→ **THE TASK**: Give the material again in full, matching it exactly.
Start DATASET EXTRACT
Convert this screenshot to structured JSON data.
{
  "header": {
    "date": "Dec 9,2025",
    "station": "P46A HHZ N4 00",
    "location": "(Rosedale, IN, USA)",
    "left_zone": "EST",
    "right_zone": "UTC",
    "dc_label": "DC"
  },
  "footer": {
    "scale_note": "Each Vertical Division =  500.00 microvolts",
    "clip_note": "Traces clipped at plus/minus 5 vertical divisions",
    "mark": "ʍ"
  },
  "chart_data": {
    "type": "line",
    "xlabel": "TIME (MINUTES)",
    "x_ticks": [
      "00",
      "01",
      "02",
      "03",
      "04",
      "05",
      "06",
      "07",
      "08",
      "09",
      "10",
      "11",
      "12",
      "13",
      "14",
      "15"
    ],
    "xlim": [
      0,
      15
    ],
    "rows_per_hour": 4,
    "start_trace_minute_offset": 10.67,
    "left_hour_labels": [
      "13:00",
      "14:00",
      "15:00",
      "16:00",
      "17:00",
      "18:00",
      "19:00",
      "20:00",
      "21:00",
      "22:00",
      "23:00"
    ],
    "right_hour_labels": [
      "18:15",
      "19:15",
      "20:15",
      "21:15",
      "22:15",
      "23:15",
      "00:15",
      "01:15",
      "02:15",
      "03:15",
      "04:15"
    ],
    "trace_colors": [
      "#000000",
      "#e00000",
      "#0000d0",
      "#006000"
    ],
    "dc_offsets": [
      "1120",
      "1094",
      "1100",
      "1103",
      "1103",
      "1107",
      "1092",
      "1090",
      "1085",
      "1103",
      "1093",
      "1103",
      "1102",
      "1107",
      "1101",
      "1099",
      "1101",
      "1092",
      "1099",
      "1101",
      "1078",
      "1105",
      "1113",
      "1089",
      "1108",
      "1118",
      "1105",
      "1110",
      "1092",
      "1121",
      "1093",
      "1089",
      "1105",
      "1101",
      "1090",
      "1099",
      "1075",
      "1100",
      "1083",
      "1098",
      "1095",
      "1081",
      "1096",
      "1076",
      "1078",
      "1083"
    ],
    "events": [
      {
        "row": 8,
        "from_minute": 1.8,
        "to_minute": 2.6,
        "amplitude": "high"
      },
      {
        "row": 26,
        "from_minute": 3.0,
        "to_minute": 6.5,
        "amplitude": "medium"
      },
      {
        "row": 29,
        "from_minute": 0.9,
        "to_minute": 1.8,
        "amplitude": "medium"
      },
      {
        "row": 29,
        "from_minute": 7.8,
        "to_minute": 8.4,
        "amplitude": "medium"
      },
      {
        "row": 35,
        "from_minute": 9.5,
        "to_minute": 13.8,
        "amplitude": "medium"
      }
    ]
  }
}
End DATASET EXTRACT
→ **EXPECTED ANSWER**:
Convert this screenshot to structured JSON data.
{
  "header": {
    "date": "Dec 9,2025",
    "station": "P46A HHZ N4 00",
    "location": "(Rosedale, IN, USA)",
    "left_zone": "EST",
    "right_zone": "UTC",
    "dc_label": "DC"
  },
  "footer": {
    "scale_note": "Each Vertical Division =  500.00 microvolts",
    "clip_note": "Traces clipped at plus/minus 5 vertical divisions",
    "mark": "ʍ"
  },
  "chart_data": {
    "type": "line",
    "xlabel": "TIME (MINUTES)",
    "x_ticks": [
      "00",
      "01",
      "02",
      "03",
      "04",
      "05",
      "06",
      "07",
      "08",
      "09",
      "10",
      "11",
      "12",
      "13",
      "14",
      "15"
    ],
    "xlim": [
      0,
      15
    ],
    "rows_per_hour": 4,
    "start_trace_minute_offset": 10.67,
    "left_hour_labels": [
      "13:00",
      "14:00",
      "15:00",
      "16:00",
      "17:00",
      "18:00",
      "19:00",
      "20:00",
      "21:00",
      "22:00",
      "23:00"
    ],
    "right_hour_labels": [
      "18:15",
      "19:15",
      "20:15",
      "21:15",
      "22:15",
      "23:15",
      "00:15",
      "01:15",
      "02:15",
      "03:15",
      "04:15"
    ],
    "trace_colors": [
      "#000000",
      "#e00000",
      "#0000d0",
      "#006000"
    ],
    "dc_offsets": [
      "1120",
      "1094",
      "1100",
      "1103",
      "1103",
      "1107",
      "1092",
      "1090",
      "1085",
      "1103",
      "1093",
      "1103",
      "1102",
      "1107",
      "1101",
      "1099",
      "1101",
      "1092",
      "1099",
      "1101",
      "1078",
      "1105",
      "1113",
      "1089",
      "1108",
      "1118",
      "1105",
      "1110",
      "1092",
      "1121",
      "1093",
      "1089",
      "1105",
      "1101",
      "1090",
      "1099",
      "1075",
      "1100",
      "1083",
      "1098",
      "1095",
      "1081",
      "1096",
      "1076",
      "1078",
      "1083"
    ],
    "events": [
      {
        "row": 8,
        "from_minute": 1.8,
        "to_minute": 2.6,
        "amplitude": "high"
      },
      {
        "row": 26,
        "from_minute": 3.0,
        "to_minute": 6.5,
        "amplitude": "medium"
      },
      {
        "row": 29,
        "from_minute": 0.9,
        "to_minute": 1.8,
        "amplitude": "medium"
      },
      {
        "row": 29,
        "from_minute": 7.8,
        "to_minute": 8.4,
        "amplitude": "medium"
      },
      {
        "row": 35,
        "from_minute": 9.5,
        "to_minute": 13.8,
        "amplitude": "medium"
      }
    ]
  }
}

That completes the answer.